YOUR TASK:
Go through the entries below, tally each line with the string "cases", and give the final number by itself.

DATA FOR THIS EXERCISE:
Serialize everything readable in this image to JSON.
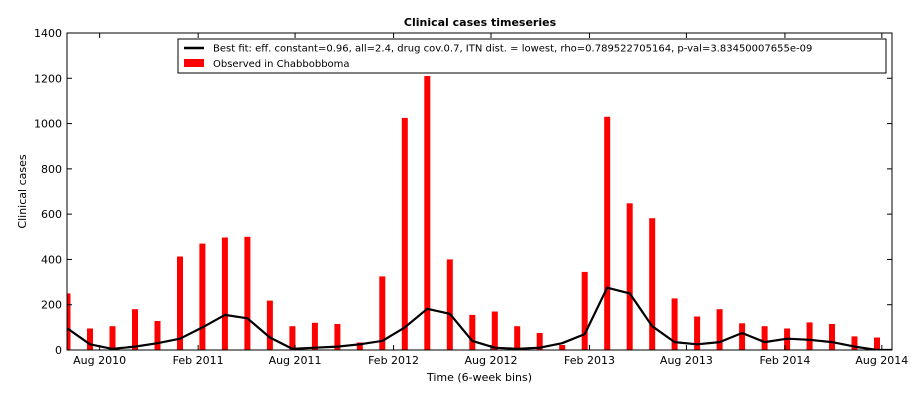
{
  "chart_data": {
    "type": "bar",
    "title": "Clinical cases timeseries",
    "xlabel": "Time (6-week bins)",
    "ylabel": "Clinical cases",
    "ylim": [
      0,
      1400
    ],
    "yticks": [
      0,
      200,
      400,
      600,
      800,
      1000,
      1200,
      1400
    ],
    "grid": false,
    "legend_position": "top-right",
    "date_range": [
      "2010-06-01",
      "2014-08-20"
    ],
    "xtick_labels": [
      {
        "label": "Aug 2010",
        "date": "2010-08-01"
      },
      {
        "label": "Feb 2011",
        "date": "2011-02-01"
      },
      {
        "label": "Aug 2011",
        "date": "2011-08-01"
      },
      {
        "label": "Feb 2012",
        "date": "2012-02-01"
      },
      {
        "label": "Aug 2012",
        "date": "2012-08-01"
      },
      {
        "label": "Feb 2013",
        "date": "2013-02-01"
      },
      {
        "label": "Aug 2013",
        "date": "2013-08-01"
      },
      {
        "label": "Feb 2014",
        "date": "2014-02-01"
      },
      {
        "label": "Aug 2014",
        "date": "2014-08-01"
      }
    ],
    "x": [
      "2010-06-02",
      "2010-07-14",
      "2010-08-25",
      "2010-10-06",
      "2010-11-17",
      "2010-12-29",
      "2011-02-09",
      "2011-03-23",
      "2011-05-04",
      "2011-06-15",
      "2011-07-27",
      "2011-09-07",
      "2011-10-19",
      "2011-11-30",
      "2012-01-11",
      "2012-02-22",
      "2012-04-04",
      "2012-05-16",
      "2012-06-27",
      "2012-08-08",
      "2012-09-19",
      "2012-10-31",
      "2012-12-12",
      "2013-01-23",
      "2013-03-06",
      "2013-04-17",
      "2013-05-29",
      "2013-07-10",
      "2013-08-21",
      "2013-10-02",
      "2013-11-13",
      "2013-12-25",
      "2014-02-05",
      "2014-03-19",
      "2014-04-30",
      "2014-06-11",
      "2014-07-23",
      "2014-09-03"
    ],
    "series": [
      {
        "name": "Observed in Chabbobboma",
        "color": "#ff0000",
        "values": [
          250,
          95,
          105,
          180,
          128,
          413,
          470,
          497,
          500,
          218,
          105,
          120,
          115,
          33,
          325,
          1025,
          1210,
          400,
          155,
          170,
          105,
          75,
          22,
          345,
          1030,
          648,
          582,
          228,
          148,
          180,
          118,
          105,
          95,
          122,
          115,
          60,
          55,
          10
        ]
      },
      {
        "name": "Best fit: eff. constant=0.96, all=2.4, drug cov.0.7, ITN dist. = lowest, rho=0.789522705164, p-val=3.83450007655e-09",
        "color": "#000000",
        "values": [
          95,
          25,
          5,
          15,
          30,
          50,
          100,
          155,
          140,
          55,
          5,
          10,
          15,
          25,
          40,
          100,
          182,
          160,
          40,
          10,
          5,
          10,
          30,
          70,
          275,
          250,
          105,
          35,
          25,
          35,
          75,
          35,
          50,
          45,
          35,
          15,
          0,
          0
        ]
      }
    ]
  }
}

RESULT OF THIS EXERCISE:
2